Data entries:
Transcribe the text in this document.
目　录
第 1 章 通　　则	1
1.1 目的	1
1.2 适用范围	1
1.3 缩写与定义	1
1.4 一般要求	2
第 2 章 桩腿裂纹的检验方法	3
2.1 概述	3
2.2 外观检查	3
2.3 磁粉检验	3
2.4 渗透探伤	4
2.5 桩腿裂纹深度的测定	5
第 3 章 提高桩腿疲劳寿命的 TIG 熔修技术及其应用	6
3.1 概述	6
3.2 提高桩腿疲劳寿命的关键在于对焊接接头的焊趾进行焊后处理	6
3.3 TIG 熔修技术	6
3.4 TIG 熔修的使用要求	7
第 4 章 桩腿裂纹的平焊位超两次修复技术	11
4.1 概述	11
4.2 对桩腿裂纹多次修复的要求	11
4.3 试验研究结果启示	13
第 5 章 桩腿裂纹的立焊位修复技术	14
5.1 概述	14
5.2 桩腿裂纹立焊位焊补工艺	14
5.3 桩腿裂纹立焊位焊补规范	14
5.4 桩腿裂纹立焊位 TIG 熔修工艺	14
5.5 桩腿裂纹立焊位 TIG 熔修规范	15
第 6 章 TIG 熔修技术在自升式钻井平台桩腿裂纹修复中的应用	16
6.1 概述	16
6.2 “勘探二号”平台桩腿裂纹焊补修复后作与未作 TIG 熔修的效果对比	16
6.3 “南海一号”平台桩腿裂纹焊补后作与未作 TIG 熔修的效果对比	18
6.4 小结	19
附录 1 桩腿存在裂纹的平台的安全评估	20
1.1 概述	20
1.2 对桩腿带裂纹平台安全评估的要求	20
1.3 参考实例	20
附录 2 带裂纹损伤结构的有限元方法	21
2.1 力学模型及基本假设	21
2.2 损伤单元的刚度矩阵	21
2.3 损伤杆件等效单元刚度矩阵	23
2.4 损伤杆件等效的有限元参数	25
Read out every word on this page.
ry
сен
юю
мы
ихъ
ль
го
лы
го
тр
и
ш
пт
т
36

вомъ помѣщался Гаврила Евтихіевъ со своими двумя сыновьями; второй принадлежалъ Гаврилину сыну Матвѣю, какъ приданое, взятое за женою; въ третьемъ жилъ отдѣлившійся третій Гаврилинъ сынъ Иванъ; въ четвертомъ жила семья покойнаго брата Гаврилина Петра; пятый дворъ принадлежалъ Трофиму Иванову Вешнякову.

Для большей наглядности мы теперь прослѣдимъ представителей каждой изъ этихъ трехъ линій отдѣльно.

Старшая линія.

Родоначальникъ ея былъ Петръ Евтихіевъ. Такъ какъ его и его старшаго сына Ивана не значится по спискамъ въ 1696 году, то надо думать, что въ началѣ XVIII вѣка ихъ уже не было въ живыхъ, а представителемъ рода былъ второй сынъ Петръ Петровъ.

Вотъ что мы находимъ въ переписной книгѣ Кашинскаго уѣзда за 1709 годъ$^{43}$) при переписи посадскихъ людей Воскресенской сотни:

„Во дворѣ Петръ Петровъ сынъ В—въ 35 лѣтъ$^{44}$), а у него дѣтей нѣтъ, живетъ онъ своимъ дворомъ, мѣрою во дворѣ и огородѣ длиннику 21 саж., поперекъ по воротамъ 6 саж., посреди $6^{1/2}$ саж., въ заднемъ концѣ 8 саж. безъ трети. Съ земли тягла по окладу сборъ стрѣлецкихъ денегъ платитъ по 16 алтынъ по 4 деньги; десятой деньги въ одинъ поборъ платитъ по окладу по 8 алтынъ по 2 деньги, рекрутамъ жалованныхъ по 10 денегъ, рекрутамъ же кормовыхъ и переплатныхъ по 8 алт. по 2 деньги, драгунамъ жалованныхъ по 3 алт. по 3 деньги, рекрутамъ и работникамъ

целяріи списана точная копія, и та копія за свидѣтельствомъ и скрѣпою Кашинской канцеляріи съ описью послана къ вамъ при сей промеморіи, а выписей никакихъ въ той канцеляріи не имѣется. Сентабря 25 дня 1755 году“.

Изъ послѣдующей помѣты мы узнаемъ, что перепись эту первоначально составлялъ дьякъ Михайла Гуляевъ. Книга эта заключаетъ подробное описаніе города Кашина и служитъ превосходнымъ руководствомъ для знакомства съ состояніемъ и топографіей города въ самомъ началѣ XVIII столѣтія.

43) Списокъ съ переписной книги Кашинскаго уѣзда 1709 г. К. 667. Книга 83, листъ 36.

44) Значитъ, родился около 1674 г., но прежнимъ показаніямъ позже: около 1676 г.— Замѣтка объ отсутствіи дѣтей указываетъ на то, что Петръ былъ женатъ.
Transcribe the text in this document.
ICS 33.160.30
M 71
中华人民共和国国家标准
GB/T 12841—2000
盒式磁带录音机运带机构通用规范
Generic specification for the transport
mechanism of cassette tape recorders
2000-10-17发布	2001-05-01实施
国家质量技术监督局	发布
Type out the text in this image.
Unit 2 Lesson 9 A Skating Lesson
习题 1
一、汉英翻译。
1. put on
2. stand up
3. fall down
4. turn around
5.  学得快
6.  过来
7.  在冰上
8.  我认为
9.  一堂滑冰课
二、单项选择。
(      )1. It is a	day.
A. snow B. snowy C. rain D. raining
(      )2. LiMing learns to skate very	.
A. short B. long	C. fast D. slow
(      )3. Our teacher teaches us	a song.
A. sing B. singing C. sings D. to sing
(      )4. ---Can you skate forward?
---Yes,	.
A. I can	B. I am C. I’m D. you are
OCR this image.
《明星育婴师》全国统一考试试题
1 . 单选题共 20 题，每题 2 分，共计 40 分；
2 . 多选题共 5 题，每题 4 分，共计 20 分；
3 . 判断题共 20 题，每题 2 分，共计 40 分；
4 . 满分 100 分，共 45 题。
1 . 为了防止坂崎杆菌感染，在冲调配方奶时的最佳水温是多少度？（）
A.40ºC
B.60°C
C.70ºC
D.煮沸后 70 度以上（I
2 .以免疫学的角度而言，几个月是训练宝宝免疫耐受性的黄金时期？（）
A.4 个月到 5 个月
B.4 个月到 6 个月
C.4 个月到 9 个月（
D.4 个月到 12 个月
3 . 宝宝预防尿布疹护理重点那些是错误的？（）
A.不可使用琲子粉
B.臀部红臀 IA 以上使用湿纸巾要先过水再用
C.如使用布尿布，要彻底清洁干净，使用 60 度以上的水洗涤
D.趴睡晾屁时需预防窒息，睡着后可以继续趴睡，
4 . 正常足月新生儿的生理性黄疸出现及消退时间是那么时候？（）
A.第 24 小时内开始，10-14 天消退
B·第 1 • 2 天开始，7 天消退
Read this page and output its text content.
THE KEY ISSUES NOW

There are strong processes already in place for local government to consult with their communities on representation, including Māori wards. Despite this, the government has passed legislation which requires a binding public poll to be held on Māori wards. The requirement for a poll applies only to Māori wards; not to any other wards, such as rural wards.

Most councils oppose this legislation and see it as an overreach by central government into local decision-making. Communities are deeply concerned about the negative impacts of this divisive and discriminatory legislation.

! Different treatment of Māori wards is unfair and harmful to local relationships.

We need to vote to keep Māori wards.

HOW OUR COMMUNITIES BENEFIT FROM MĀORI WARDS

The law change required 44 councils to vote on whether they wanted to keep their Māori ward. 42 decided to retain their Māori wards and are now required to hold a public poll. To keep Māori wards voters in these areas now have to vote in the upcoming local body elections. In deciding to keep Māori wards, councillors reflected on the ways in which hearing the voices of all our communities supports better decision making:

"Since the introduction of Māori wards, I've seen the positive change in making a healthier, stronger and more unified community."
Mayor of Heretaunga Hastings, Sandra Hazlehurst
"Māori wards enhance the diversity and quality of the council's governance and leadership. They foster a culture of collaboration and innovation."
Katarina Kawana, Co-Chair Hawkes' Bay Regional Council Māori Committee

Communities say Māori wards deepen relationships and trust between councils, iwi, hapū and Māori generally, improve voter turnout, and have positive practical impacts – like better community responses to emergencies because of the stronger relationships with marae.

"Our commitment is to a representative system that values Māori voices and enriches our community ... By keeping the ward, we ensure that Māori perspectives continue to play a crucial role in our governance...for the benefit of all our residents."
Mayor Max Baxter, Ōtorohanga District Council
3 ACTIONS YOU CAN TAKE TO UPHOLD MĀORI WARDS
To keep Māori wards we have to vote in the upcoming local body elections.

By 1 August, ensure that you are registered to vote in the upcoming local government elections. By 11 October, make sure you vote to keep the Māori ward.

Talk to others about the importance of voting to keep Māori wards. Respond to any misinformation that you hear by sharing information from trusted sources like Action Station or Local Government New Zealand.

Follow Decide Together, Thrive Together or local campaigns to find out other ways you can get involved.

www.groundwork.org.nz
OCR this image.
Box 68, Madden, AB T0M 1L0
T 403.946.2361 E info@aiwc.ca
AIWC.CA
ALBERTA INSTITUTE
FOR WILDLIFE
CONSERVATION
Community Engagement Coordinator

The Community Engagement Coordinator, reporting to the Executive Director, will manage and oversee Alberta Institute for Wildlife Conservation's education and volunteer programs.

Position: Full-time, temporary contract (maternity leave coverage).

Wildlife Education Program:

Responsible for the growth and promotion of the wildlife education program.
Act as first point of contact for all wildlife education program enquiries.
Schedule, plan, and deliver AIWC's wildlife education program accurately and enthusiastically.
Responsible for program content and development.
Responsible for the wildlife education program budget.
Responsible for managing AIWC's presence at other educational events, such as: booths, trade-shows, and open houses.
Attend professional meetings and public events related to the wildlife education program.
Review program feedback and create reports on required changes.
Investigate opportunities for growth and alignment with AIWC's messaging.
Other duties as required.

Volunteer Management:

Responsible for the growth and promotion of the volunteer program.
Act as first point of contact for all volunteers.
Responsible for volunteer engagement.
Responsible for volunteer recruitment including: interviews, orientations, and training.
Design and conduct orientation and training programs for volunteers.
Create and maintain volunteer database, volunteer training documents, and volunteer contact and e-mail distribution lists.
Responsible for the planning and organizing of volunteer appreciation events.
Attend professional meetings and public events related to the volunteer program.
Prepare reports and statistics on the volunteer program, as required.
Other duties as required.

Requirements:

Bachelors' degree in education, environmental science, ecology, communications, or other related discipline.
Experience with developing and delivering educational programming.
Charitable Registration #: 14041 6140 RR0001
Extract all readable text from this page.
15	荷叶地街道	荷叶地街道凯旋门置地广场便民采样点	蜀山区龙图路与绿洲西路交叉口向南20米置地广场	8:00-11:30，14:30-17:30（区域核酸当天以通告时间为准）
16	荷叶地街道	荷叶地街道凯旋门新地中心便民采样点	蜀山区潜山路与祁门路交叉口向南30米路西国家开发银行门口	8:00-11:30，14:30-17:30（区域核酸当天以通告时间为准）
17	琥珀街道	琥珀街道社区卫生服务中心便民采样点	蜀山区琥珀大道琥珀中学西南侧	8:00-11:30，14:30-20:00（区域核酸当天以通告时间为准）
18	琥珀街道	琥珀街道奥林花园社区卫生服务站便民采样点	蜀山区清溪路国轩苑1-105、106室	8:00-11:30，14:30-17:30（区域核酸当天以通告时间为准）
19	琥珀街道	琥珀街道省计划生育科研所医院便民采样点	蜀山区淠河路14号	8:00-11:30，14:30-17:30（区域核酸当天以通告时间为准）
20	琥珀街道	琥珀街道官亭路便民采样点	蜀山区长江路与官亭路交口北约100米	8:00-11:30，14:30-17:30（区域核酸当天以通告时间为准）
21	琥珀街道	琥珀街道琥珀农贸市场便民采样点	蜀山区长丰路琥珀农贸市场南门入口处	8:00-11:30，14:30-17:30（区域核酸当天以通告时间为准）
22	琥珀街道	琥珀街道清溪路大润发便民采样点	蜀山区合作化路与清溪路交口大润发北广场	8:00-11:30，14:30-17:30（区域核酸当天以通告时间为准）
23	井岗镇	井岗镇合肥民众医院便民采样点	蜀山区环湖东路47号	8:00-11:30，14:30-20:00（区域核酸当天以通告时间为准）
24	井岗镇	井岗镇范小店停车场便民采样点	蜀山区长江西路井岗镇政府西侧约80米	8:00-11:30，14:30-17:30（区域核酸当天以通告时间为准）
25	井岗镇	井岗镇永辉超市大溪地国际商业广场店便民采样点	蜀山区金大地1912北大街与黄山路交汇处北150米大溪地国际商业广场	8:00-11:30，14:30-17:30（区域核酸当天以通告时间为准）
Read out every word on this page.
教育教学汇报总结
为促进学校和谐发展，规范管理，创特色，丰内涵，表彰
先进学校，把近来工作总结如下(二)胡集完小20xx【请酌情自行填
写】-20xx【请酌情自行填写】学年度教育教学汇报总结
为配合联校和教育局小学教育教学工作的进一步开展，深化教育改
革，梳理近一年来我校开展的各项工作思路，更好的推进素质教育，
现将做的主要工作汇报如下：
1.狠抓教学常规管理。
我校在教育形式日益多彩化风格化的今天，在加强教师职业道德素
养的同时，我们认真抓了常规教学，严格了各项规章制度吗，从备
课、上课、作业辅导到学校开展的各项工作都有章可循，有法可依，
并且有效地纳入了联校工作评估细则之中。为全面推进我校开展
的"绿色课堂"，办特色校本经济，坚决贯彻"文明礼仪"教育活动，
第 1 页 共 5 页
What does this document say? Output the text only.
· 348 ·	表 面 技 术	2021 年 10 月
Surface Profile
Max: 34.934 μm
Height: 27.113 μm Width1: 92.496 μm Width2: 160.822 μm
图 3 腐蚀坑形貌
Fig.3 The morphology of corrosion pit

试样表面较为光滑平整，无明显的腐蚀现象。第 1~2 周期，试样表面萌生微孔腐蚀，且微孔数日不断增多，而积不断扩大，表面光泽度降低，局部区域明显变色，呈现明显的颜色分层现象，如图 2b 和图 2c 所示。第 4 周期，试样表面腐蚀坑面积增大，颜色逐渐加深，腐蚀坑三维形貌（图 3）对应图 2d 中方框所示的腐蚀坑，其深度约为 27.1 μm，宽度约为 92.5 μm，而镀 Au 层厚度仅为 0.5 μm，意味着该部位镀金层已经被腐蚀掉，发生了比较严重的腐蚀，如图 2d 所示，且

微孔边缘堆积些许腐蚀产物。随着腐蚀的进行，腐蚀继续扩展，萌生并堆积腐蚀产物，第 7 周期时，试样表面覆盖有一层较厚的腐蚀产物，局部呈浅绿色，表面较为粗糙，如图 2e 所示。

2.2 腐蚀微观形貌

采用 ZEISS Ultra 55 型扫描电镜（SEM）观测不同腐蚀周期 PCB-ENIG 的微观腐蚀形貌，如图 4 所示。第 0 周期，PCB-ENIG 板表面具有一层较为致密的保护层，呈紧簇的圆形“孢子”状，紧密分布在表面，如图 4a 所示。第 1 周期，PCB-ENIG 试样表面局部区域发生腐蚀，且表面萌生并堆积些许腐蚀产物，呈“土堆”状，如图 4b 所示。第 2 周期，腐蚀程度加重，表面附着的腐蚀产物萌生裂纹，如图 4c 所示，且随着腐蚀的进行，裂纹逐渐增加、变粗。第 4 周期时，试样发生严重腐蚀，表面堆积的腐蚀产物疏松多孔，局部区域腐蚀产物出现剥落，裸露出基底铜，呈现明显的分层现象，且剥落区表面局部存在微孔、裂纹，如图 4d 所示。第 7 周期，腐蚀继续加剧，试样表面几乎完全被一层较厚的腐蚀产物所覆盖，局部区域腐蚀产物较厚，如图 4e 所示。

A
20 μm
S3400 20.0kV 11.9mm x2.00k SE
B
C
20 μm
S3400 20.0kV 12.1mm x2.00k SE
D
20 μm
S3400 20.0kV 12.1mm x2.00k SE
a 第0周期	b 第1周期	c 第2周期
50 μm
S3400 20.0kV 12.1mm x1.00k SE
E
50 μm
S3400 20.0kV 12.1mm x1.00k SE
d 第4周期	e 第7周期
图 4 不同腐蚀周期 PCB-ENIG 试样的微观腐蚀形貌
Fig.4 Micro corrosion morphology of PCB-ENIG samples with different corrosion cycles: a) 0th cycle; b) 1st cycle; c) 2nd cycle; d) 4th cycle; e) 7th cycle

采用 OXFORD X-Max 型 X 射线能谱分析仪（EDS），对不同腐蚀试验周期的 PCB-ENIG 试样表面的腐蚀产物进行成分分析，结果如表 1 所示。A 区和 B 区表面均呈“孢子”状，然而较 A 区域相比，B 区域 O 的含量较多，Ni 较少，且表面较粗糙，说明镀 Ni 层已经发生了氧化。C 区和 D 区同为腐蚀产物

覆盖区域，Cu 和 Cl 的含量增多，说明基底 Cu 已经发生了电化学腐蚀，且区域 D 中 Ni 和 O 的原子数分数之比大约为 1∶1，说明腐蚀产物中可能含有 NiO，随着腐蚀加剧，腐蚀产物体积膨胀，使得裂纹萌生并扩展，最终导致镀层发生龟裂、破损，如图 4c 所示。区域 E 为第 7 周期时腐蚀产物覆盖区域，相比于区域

[Written problem]: Determine how many lines of the listing above hold the word "growth". Report that number without anything else.

[Solution for this exercise]: 3